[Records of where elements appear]
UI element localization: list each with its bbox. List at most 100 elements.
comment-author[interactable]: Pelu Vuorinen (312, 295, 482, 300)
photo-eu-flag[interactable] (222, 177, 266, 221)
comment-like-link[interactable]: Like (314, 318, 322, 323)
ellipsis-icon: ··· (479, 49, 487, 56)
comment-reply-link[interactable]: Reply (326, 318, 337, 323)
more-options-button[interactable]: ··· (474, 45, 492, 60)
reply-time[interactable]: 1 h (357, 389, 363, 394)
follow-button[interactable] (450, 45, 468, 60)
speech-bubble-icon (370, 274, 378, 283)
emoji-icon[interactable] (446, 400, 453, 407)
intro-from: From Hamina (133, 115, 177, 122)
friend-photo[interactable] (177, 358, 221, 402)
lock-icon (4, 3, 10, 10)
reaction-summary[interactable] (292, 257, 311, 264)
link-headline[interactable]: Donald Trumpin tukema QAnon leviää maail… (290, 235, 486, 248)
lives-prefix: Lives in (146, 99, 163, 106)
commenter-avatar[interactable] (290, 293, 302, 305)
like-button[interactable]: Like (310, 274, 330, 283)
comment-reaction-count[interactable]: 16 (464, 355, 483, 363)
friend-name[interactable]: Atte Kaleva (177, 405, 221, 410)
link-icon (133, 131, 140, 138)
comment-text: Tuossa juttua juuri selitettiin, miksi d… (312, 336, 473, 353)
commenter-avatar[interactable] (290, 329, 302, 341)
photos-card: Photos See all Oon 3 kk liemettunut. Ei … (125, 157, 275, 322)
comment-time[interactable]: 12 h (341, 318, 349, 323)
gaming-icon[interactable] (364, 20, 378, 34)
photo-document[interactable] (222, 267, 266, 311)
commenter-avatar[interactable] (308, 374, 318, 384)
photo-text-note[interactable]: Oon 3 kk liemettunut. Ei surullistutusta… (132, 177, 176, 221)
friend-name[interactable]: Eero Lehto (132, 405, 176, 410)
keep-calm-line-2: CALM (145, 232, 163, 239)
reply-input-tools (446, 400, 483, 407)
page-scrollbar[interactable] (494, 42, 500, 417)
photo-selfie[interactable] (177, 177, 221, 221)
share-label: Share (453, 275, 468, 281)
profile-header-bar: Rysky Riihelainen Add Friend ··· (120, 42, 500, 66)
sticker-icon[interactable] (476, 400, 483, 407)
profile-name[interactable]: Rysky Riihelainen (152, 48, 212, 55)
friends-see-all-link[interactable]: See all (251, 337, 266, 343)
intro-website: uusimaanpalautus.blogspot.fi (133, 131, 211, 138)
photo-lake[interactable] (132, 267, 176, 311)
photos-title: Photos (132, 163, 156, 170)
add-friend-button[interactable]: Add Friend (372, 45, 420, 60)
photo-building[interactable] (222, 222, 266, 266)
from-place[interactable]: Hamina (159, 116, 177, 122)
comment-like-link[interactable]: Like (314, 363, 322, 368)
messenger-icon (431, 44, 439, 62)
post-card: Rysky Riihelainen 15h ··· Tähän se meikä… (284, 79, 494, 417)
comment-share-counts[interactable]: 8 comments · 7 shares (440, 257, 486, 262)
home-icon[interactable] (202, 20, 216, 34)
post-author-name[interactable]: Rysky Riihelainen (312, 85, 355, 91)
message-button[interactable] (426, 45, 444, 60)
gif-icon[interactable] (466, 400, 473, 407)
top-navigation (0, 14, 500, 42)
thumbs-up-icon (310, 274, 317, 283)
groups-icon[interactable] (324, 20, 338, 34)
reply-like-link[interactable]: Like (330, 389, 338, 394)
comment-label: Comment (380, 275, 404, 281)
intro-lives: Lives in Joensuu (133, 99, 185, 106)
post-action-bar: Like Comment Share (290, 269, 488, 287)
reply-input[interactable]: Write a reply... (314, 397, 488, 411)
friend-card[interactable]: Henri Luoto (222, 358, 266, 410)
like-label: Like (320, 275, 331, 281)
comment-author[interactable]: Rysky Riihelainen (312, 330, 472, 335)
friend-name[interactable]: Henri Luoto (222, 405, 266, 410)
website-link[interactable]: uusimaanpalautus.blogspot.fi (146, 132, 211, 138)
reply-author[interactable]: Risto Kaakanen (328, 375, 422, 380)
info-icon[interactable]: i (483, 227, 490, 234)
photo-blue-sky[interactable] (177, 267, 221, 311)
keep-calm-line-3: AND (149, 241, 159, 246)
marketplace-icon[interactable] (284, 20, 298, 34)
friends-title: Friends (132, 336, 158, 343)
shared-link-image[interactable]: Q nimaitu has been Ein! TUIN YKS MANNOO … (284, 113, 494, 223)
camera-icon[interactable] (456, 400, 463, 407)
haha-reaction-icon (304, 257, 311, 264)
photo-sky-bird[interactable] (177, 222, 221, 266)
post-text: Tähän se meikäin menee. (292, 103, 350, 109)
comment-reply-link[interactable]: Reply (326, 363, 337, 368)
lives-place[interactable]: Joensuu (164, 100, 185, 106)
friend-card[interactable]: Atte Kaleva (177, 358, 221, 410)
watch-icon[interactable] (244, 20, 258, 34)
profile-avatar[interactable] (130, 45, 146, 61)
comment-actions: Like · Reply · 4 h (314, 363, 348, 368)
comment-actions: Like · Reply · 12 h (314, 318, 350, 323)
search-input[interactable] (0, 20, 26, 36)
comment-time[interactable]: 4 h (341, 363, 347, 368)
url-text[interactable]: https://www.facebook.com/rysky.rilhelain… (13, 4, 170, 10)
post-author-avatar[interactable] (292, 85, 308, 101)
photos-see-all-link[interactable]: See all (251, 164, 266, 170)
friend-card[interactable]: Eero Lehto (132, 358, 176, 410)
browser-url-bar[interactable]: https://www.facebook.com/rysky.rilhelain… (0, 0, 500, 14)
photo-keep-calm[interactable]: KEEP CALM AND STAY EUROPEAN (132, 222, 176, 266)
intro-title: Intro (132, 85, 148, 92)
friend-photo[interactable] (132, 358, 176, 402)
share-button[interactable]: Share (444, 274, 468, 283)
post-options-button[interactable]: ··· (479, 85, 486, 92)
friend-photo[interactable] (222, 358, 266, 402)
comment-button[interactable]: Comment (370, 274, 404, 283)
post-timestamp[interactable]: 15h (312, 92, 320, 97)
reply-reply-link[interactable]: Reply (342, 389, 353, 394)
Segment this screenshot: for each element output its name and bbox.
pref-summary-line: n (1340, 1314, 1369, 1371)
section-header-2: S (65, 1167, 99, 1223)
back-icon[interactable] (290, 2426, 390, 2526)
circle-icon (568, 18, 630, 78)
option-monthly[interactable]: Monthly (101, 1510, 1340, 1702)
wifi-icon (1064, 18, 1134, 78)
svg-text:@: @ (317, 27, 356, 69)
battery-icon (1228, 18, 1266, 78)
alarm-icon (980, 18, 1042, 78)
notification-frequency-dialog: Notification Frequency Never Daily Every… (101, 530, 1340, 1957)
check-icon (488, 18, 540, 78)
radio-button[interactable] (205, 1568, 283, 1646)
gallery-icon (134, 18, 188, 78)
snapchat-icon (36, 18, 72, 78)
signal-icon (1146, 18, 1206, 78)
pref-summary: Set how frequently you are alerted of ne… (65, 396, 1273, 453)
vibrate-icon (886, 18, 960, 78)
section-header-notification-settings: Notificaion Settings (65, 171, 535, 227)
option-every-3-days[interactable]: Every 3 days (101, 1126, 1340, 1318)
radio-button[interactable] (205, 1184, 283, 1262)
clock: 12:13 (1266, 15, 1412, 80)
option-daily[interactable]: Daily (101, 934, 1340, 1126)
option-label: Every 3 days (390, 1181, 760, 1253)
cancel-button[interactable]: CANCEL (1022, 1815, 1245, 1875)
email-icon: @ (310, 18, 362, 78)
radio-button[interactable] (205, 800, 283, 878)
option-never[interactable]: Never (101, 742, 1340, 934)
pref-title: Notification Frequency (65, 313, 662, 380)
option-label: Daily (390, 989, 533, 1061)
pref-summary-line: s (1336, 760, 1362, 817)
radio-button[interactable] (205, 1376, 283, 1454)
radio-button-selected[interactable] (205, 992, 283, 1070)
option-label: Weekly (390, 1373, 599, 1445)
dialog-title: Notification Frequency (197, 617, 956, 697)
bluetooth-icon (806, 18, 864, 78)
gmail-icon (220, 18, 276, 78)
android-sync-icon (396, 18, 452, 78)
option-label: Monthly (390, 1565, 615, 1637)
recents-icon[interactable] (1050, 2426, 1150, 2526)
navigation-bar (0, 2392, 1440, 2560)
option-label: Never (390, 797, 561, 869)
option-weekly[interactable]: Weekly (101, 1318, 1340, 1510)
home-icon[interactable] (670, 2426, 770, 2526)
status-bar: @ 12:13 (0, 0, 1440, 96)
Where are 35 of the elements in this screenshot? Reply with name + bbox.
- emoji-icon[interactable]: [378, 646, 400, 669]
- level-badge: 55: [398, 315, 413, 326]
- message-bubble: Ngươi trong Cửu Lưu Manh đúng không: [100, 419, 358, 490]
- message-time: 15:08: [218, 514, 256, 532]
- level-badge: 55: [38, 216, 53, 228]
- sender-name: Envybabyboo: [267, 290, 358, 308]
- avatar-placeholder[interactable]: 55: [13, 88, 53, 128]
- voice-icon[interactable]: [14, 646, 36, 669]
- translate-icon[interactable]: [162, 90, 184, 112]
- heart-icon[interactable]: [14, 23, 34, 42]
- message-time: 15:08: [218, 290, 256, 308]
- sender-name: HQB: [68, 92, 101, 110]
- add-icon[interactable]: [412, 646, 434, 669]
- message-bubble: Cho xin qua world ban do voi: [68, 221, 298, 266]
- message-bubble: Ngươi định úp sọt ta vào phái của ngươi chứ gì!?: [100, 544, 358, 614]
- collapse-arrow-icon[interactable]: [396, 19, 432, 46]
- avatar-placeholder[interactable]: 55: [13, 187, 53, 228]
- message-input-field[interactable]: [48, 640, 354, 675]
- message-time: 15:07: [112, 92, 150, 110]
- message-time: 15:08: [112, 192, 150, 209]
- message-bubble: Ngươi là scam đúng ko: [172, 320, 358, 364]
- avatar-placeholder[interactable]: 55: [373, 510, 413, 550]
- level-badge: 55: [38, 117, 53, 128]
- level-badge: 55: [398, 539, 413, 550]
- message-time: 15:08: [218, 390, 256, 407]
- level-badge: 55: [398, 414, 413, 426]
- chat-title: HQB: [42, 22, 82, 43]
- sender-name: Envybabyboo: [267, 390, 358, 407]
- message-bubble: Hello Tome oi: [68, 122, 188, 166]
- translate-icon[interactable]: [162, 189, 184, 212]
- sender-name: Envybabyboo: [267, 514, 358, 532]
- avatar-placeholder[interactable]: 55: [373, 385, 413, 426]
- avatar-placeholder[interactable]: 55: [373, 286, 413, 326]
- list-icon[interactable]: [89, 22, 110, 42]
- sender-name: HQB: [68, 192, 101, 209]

◆ Instructions for the task ◆
From the first line of the listing through the line with "comment-like-link[interactable]: Like (314, 318, 322, 323)", change "bbox" to "bounding box" and keep everything else the same.

◆ Complete output ◆
UI element localization: list each with its bounding box. List at most 100 elements.
comment-author[interactable]: Pelu Vuorinen (312, 295, 482, 300)
photo-eu-flag[interactable] (222, 177, 266, 221)
comment-like-link[interactable]: Like (314, 318, 322, 323)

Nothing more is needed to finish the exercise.